● Stated problem:
Return the material below in full and exactly.

● Source data:

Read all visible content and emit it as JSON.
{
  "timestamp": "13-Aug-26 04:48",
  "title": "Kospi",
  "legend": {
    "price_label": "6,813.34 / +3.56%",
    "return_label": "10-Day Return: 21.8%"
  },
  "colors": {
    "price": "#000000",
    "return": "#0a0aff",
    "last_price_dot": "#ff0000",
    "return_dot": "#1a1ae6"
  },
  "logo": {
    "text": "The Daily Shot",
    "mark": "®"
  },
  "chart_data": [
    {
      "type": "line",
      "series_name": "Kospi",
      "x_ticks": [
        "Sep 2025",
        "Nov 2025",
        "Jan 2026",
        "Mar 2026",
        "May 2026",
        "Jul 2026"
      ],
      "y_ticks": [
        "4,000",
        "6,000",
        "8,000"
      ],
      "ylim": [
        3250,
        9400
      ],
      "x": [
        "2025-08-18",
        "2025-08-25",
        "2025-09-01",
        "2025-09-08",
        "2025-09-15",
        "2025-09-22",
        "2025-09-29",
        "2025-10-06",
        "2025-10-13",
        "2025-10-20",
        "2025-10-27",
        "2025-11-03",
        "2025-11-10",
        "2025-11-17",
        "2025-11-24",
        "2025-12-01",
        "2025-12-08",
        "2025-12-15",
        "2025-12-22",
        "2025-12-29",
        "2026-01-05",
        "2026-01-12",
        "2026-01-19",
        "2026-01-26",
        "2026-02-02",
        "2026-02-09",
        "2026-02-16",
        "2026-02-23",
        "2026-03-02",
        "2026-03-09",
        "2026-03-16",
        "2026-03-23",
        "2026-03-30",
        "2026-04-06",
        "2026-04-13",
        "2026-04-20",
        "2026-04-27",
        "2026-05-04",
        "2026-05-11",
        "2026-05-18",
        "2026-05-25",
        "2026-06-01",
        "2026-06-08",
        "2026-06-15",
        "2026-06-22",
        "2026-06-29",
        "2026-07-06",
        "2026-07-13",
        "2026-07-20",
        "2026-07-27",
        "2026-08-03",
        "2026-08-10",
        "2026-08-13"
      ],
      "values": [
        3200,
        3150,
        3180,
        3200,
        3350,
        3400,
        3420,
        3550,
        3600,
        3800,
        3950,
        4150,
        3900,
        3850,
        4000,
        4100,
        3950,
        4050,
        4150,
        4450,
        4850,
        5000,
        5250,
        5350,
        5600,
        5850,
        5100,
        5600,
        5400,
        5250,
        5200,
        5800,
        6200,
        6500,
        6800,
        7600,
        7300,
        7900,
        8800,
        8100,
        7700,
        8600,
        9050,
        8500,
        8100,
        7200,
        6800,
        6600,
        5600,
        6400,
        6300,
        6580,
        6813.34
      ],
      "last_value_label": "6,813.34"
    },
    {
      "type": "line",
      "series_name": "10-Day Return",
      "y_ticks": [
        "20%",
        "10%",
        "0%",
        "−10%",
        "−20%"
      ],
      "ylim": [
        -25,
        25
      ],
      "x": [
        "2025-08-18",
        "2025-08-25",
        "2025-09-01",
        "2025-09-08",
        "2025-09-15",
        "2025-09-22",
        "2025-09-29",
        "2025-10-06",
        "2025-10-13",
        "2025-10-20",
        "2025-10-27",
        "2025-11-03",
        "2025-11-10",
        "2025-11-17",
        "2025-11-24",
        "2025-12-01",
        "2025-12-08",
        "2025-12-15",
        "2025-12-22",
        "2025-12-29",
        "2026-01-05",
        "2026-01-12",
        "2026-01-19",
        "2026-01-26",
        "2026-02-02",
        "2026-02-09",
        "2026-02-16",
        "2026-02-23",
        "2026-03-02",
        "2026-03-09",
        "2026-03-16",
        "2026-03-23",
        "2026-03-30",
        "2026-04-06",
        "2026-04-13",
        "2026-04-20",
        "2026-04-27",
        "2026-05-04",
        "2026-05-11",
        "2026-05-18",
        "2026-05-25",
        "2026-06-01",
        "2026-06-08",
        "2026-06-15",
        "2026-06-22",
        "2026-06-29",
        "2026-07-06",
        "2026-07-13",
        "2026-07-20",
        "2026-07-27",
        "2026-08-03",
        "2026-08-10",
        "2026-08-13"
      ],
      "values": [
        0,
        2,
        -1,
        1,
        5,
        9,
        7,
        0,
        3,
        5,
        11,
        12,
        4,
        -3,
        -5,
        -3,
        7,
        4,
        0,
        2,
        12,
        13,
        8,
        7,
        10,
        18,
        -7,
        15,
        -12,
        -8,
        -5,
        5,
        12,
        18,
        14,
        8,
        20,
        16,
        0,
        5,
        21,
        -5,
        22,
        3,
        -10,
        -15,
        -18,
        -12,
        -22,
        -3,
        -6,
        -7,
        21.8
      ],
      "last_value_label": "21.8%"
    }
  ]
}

● Task response:
Read all visible content and emit it as JSON.
{
  "timestamp": "13-Aug-26 04:48",
  "title": "Kospi",
  "legend": {
    "price_label": "6,813.34 / +3.56%",
    "return_label": "10-Day Return: 21.8%"
  },
  "colors": {
    "price": "#000000",
    "return": "#0a0aff",
    "last_price_dot": "#ff0000",
    "return_dot": "#1a1ae6"
  },
  "logo": {
    "text": "The Daily Shot",
    "mark": "®"
  },
  "chart_data": [
    {
      "type": "line",
      "series_name": "Kospi",
      "x_ticks": [
        "Sep 2025",
        "Nov 2025",
        "Jan 2026",
        "Mar 2026",
        "May 2026",
        "Jul 2026"
      ],
      "y_ticks": [
        "4,000",
        "6,000",
        "8,000"
      ],
      "ylim": [
        3250,
        9400
      ],
      "x": [
        "2025-08-18",
        "2025-08-25",
        "2025-09-01",
        "2025-09-08",
        "2025-09-15",
        "2025-09-22",
        "2025-09-29",
        "2025-10-06",
        "2025-10-13",
        "2025-10-20",
        "2025-10-27",
        "2025-11-03",
        "2025-11-10",
        "2025-11-17",
        "2025-11-24",
        "2025-12-01",
        "2025-12-08",
        "2025-12-15",
        "2025-12-22",
        "2025-12-29",
        "2026-01-05",
        "2026-01-12",
        "2026-01-19",
        "2026-01-26",
        "2026-02-02",
        "2026-02-09",
        "2026-02-16",
        "2026-02-23",
        "2026-03-02",
        "2026-03-09",
        "2026-03-16",
        "2026-03-23",
        "2026-03-30",
        "2026-04-06",
        "2026-04-13",
        "2026-04-20",
        "2026-04-27",
        "2026-05-04",
        "2026-05-11",
        "2026-05-18",
        "2026-05-25",
        "2026-06-01",
        "2026-06-08",
        "2026-06-15",
        "2026-06-22",
        "2026-06-29",
        "2026-07-06",
        "2026-07-13",
        "2026-07-20",
        "2026-07-27",
        "2026-08-03",
        "2026-08-10",
        "2026-08-13"
      ],
      "values": [
        3200,
        3150,
        3180,
        3200,
        3350,
        3400,
        3420,
        3550,
        3600,
        3800,
        3950,
        4150,
        3900,
        3850,
        4000,
        4100,
        3950,
        4050,
        4150,
        4450,
        4850,
        5000,
        5250,
        5350,
        5600,
        5850,
        5100,
        5600,
        5400,
        5250,
        5200,
        5800,
        6200,
        6500,
        6800,
        7600,
        7300,
        7900,
        8800,
        8100,
        7700,
        8600,
        9050,
        8500,
        8100,
        7200,
        6800,
        6600,
        5600,
        6400,
        6300,
        6580,
        6813.34
      ],
      "last_value_label": "6,813.34"
    },
    {
      "type": "line",
      "series_name": "10-Day Return",
      "y_ticks": [
        "20%",
        "10%",
        "0%",
        "−10%",
        "−20%"
      ],
      "ylim": [
        -25,
        25
      ],
      "x": [
        "2025-08-18",
        "2025-08-25",
        "2025-09-01",
        "2025-09-08",
        "2025-09-15",
        "2025-09-22",
        "2025-09-29",
        "2025-10-06",
        "2025-10-13",
        "2025-10-20",
        "2025-10-27",
        "2025-11-03",
        "2025-11-10",
        "2025-11-17",
        "2025-11-24",
        "2025-12-01",
        "2025-12-08",
        "2025-12-15",
        "2025-12-22",
        "2025-12-29",
        "2026-01-05",
        "2026-01-12",
        "2026-01-19",
        "2026-01-26",
        "2026-02-02",
        "2026-02-09",
        "2026-02-16",
        "2026-02-23",
        "2026-03-02",
        "2026-03-09",
        "2026-03-16",
        "2026-03-23",
        "2026-03-30",
        "2026-04-06",
        "2026-04-13",
        "2026-04-20",
        "2026-04-27",
        "2026-05-04",
        "2026-05-11",
        "2026-05-18",
        "2026-05-25",
        "2026-06-01",
        "2026-06-08",
        "2026-06-15",
        "2026-06-22",
        "2026-06-29",
        "2026-07-06",
        "2026-07-13",
        "2026-07-20",
        "2026-07-27",
        "2026-08-03",
        "2026-08-10",
        "2026-08-13"
      ],
      "values": [
        0,
        2,
        -1,
        1,
        5,
        9,
        7,
        0,
        3,
        5,
        11,
        12,
        4,
        -3,
        -5,
        -3,
        7,
        4,
        0,
        2,
        12,
        13,
        8,
        7,
        10,
        18,
        -7,
        15,
        -12,
        -8,
        -5,
        5,
        12,
        18,
        14,
        8,
        20,
        16,
        0,
        5,
        21,
        -5,
        22,
        3,
        -10,
        -15,
        -18,
        -12,
        -22,
        -3,
        -6,
        -7,
        21.8
      ],
      "last_value_label": "21.8%"
    }
  ]
}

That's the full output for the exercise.